Written exercise => Scan the material below for the string "title", and copy every line where it shows up.

── Records to process

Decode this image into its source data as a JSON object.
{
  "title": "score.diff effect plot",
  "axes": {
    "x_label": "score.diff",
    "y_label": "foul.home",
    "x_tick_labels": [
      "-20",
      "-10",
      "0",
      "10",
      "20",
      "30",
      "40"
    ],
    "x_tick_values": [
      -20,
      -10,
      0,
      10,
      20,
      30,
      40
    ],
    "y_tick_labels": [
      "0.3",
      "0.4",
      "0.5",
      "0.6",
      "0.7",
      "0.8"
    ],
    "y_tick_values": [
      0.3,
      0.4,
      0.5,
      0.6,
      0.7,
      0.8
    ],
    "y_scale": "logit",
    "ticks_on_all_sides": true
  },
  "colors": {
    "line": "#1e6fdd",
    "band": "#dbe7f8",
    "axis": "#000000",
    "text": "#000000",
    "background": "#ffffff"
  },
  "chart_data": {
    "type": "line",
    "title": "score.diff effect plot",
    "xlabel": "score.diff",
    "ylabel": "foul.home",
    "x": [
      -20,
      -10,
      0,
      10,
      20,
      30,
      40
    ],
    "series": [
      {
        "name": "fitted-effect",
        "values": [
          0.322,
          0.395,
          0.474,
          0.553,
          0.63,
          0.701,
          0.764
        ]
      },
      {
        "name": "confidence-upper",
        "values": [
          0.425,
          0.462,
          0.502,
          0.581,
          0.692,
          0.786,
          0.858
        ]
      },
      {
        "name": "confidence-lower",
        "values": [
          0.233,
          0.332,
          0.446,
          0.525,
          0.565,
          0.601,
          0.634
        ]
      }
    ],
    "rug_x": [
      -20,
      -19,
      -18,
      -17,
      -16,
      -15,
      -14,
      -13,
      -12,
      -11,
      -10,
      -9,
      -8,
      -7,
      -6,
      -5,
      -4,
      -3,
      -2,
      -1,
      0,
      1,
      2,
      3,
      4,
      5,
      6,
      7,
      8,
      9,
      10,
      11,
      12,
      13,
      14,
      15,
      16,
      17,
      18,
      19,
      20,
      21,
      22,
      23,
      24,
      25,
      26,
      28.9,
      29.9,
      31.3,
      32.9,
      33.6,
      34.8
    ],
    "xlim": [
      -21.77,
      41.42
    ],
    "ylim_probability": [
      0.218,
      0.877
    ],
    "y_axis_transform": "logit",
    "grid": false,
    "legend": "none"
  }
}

────

Reply =>
  "title": "score.diff effect plot",
    "title": "score.diff effect plot",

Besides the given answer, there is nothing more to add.